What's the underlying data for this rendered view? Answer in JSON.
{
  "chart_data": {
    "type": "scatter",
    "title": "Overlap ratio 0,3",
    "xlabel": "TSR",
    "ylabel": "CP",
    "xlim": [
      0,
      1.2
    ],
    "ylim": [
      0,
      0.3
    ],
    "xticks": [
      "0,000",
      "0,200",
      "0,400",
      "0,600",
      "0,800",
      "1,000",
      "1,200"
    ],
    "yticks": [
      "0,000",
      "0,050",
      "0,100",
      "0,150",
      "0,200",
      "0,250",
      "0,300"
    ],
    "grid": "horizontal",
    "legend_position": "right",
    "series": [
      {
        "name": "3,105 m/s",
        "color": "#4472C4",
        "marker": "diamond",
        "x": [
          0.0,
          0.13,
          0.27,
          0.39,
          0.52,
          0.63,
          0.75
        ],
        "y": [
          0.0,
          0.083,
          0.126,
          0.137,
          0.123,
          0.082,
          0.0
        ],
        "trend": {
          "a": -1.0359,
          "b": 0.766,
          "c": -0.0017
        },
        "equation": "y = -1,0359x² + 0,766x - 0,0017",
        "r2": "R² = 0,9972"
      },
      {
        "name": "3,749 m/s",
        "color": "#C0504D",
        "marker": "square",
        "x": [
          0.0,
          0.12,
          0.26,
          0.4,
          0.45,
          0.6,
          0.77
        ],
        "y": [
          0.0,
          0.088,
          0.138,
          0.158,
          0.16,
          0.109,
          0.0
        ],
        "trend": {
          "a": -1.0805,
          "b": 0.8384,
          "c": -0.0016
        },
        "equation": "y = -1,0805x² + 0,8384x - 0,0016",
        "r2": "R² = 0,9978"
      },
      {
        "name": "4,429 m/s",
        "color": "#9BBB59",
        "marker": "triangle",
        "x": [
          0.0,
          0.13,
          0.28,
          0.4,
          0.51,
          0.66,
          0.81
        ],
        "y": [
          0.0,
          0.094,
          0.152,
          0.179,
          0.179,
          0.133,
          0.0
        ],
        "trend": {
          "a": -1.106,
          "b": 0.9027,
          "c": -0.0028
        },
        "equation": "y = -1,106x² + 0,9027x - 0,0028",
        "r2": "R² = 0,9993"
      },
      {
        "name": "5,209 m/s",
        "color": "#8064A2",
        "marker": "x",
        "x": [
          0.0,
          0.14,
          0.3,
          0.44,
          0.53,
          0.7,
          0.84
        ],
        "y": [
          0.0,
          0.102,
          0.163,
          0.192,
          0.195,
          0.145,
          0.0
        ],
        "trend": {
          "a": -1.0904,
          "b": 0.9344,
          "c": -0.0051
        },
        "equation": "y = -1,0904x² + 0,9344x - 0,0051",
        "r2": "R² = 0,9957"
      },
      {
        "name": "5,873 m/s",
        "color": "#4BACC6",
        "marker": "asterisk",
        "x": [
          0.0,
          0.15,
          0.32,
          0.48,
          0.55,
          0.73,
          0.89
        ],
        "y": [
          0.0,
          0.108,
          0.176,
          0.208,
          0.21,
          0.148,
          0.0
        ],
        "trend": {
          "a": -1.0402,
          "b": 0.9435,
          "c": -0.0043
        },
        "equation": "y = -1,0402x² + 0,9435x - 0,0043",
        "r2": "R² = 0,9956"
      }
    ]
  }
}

Stated problem> Pick out each line containing the string "marker" and copy it.

Task response>
        "marker": "diamond",
        "marker": "square",
        "marker": "triangle",
        "marker": "x",
        "marker": "asterisk",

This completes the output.